What is asked: Reproduce, without alteration, the lines of the records from the first line through the line containing "category-label: Van bbox=[449, 389, 467, 401]", including that line.

----------

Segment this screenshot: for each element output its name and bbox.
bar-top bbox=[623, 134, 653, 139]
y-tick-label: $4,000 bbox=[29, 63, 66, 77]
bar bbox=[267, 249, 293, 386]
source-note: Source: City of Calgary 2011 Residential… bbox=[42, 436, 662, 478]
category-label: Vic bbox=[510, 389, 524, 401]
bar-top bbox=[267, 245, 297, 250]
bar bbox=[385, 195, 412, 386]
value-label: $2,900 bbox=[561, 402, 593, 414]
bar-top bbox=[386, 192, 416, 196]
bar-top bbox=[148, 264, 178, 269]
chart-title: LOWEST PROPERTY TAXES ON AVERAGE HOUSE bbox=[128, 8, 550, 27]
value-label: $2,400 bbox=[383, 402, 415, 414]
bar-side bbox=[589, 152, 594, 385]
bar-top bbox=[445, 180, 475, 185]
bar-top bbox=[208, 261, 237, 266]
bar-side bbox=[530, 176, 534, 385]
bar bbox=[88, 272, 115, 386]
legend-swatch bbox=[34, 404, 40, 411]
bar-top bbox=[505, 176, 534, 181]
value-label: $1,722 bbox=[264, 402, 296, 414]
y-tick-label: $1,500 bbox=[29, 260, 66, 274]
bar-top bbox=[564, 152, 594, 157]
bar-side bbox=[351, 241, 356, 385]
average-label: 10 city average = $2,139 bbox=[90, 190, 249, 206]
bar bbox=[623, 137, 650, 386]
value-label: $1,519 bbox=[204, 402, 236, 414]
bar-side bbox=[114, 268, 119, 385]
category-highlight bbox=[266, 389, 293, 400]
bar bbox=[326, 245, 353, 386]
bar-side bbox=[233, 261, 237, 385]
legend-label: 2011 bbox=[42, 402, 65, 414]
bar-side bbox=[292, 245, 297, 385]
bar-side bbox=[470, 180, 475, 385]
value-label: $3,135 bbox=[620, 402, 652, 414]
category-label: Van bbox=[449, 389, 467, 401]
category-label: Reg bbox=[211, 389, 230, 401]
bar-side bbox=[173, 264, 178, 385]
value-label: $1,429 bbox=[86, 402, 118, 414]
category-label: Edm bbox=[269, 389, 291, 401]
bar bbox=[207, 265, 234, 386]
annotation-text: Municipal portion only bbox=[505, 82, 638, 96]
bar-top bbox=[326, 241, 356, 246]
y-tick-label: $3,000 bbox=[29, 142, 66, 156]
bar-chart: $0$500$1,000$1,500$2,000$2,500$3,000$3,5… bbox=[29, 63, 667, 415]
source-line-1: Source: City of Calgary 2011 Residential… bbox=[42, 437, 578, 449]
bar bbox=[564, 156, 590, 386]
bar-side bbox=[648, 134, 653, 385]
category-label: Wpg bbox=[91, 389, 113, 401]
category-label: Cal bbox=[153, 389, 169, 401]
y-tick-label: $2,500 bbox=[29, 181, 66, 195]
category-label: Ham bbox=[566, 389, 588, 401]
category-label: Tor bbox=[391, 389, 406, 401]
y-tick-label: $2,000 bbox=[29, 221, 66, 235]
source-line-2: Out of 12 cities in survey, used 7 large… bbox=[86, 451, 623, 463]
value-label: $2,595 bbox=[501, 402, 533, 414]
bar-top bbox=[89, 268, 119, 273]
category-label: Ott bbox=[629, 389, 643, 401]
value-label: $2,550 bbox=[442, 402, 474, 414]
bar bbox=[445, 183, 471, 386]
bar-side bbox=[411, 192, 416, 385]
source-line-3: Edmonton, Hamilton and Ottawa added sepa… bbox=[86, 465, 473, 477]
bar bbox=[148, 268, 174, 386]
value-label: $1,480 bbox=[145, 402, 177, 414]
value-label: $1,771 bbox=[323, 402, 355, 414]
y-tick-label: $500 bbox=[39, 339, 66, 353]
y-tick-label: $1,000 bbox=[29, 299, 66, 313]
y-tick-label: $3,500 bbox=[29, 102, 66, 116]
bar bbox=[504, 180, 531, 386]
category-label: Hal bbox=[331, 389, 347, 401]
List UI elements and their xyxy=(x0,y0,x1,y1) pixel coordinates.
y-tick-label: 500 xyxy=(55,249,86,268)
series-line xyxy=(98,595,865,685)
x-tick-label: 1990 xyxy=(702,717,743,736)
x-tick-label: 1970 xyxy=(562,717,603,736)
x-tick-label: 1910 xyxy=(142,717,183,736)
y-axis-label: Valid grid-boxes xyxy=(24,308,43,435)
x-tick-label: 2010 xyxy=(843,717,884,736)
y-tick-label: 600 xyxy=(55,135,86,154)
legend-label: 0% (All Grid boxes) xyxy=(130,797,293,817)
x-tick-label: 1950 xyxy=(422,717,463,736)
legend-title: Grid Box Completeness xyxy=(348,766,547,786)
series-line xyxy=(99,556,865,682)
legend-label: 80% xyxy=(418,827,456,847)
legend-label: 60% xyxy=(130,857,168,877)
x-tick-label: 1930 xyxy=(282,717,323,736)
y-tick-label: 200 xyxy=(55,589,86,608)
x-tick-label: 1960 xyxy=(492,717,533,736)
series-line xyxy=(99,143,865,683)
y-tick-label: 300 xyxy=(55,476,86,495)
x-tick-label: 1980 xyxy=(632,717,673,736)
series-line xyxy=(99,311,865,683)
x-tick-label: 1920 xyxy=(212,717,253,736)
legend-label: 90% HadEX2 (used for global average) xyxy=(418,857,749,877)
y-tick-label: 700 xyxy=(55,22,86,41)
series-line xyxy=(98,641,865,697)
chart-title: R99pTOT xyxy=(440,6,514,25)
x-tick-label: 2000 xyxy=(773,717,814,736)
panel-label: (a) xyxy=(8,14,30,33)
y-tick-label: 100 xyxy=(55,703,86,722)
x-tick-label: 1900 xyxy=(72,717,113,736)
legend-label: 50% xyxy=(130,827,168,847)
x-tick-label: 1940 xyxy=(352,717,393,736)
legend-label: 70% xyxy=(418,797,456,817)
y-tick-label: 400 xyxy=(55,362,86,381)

----------

Exercise output:
Segment this screenshot: for each element output its name and bbox.
bar-top bbox=[623, 134, 653, 139]
y-tick-label: $4,000 bbox=[29, 63, 66, 77]
bar bbox=[267, 249, 293, 386]
source-note: Source: City of Calgary 2011 Residential… bbox=[42, 436, 662, 478]
category-label: Vic bbox=[510, 389, 524, 401]
bar-top bbox=[267, 245, 297, 250]
bar bbox=[385, 195, 412, 386]
value-label: $2,900 bbox=[561, 402, 593, 414]
bar-top bbox=[386, 192, 416, 196]
bar-top bbox=[148, 264, 178, 269]
chart-title: LOWEST PROPERTY TAXES ON AVERAGE HOUSE bbox=[128, 8, 550, 27]
value-label: $2,400 bbox=[383, 402, 415, 414]
bar-side bbox=[589, 152, 594, 385]
bar-top bbox=[445, 180, 475, 185]
bar-top bbox=[208, 261, 237, 266]
bar-side bbox=[530, 176, 534, 385]
bar bbox=[88, 272, 115, 386]
legend-swatch bbox=[34, 404, 40, 411]
bar-top bbox=[505, 176, 534, 181]
value-label: $1,722 bbox=[264, 402, 296, 414]
y-tick-label: $1,500 bbox=[29, 260, 66, 274]
bar-top bbox=[564, 152, 594, 157]
bar-side bbox=[351, 241, 356, 385]
average-label: 10 city average = $2,139 bbox=[90, 190, 249, 206]
bar bbox=[623, 137, 650, 386]
value-label: $1,519 bbox=[204, 402, 236, 414]
bar-side bbox=[114, 268, 119, 385]
category-highlight bbox=[266, 389, 293, 400]
bar bbox=[326, 245, 353, 386]
bar-side bbox=[233, 261, 237, 385]
legend-label: 2011 bbox=[42, 402, 65, 414]
bar-side bbox=[292, 245, 297, 385]
bar-side bbox=[470, 180, 475, 385]
value-label: $3,135 bbox=[620, 402, 652, 414]
category-label: Van bbox=[449, 389, 467, 401]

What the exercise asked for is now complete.